» SUPPLIED MATERIAL
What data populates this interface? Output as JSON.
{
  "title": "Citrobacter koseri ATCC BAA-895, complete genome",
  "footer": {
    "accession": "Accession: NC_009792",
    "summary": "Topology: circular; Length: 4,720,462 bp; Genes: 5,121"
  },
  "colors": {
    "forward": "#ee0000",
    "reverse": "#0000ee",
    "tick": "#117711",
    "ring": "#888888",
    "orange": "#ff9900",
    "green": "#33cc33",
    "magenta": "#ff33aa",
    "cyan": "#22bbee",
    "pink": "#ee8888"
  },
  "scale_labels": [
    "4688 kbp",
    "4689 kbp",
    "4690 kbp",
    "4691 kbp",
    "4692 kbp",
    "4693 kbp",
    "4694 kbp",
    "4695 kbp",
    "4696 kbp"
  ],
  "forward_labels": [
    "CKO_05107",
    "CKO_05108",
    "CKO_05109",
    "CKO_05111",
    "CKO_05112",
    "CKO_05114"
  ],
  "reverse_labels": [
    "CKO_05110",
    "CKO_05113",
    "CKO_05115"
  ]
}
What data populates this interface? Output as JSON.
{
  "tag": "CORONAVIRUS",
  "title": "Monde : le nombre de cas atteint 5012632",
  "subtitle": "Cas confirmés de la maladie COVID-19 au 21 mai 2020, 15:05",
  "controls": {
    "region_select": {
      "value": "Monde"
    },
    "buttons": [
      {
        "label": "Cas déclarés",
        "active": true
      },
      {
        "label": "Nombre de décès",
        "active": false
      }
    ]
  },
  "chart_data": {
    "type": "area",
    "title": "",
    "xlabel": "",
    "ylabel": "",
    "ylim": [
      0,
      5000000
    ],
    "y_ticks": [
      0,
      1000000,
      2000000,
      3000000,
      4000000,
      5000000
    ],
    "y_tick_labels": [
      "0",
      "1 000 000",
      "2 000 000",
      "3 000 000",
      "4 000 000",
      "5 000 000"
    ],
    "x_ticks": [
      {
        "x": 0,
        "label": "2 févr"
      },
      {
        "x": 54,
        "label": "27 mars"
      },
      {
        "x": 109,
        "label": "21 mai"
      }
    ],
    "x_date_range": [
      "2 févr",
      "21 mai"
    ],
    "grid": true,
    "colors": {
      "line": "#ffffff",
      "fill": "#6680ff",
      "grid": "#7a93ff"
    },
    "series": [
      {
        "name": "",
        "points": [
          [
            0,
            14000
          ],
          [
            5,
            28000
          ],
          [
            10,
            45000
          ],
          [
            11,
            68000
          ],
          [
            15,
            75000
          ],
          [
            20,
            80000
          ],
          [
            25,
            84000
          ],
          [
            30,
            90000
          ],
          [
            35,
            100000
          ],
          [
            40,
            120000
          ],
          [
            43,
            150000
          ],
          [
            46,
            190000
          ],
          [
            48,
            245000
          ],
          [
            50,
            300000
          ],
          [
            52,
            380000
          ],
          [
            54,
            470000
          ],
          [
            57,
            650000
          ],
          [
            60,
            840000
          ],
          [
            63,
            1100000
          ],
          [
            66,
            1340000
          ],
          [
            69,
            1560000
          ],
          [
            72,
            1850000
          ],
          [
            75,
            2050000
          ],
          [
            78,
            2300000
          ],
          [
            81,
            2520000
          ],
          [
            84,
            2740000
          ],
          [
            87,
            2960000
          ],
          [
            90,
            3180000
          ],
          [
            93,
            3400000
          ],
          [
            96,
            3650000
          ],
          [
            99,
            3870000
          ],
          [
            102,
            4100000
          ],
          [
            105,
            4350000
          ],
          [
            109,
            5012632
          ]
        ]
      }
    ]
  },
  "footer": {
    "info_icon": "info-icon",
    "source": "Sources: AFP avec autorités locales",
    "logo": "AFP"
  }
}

» DESCRIPTION OF THE TASK
Copy whichever lines in the listing above hold "Monde".

» OUTPUT
  "title": "Monde : le nombre de cas atteint 5012632",
      "value": "Monde"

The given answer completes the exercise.